▸ **Items**
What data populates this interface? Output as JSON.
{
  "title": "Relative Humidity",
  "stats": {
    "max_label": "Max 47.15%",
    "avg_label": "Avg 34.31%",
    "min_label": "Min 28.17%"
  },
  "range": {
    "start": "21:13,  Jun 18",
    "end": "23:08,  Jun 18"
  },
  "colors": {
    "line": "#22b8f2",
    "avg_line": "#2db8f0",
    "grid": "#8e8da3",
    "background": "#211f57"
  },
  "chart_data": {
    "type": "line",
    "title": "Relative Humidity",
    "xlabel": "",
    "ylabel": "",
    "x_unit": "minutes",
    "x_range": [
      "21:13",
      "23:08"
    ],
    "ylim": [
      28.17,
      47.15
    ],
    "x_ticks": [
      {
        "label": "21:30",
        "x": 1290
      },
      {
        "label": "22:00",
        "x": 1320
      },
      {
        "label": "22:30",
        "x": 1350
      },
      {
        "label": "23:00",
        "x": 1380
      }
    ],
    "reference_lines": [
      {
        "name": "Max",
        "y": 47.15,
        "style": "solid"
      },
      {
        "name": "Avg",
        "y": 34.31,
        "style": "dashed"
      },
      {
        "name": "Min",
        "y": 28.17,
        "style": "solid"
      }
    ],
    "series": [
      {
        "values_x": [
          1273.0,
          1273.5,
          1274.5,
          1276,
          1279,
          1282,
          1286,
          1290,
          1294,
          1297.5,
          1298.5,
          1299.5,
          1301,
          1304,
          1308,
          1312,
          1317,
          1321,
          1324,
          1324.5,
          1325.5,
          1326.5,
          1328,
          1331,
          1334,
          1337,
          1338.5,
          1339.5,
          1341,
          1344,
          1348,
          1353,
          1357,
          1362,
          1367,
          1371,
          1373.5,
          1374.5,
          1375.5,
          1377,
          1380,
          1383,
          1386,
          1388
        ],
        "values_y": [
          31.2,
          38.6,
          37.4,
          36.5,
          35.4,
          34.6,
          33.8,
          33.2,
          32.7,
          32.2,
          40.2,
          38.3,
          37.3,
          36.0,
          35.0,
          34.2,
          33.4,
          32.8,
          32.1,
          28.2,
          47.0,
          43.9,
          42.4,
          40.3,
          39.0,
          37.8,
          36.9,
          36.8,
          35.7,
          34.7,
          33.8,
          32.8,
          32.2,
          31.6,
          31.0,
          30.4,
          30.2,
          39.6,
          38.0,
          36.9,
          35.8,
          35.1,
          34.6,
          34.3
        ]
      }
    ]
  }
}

▸ **Given task**
Retype each record exactly, leaving nothing out.

▸ **Solved problem**
What data populates this interface? Output as JSON.
{
  "title": "Relative Humidity",
  "stats": {
    "max_label": "Max 47.15%",
    "avg_label": "Avg 34.31%",
    "min_label": "Min 28.17%"
  },
  "range": {
    "start": "21:13,  Jun 18",
    "end": "23:08,  Jun 18"
  },
  "colors": {
    "line": "#22b8f2",
    "avg_line": "#2db8f0",
    "grid": "#8e8da3",
    "background": "#211f57"
  },
  "chart_data": {
    "type": "line",
    "title": "Relative Humidity",
    "xlabel": "",
    "ylabel": "",
    "x_unit": "minutes",
    "x_range": [
      "21:13",
      "23:08"
    ],
    "ylim": [
      28.17,
      47.15
    ],
    "x_ticks": [
      {
        "label": "21:30",
        "x": 1290
      },
      {
        "label": "22:00",
        "x": 1320
      },
      {
        "label": "22:30",
        "x": 1350
      },
      {
        "label": "23:00",
        "x": 1380
      }
    ],
    "reference_lines": [
      {
        "name": "Max",
        "y": 47.15,
        "style": "solid"
      },
      {
        "name": "Avg",
        "y": 34.31,
        "style": "dashed"
      },
      {
        "name": "Min",
        "y": 28.17,
        "style": "solid"
      }
    ],
    "series": [
      {
        "values_x": [
          1273.0,
          1273.5,
          1274.5,
          1276,
          1279,
          1282,
          1286,
          1290,
          1294,
          1297.5,
          1298.5,
          1299.5,
          1301,
          1304,
          1308,
          1312,
          1317,
          1321,
          1324,
          1324.5,
          1325.5,
          1326.5,
          1328,
          1331,
          1334,
          1337,
          1338.5,
          1339.5,
          1341,
          1344,
          1348,
          1353,
          1357,
          1362,
          1367,
          1371,
          1373.5,
          1374.5,
          1375.5,
          1377,
          1380,
          1383,
          1386,
          1388
        ],
        "values_y": [
          31.2,
          38.6,
          37.4,
          36.5,
          35.4,
          34.6,
          33.8,
          33.2,
          32.7,
          32.2,
          40.2,
          38.3,
          37.3,
          36.0,
          35.0,
          34.2,
          33.4,
          32.8,
          32.1,
          28.2,
          47.0,
          43.9,
          42.4,
          40.3,
          39.0,
          37.8,
          36.9,
          36.8,
          35.7,
          34.7,
          33.8,
          32.8,
          32.2,
          31.6,
          31.0,
          30.4,
          30.2,
          39.6,
          38.0,
          36.9,
          35.8,
          35.1,
          34.6,
          34.3
        ]
      }
    ]
  }
}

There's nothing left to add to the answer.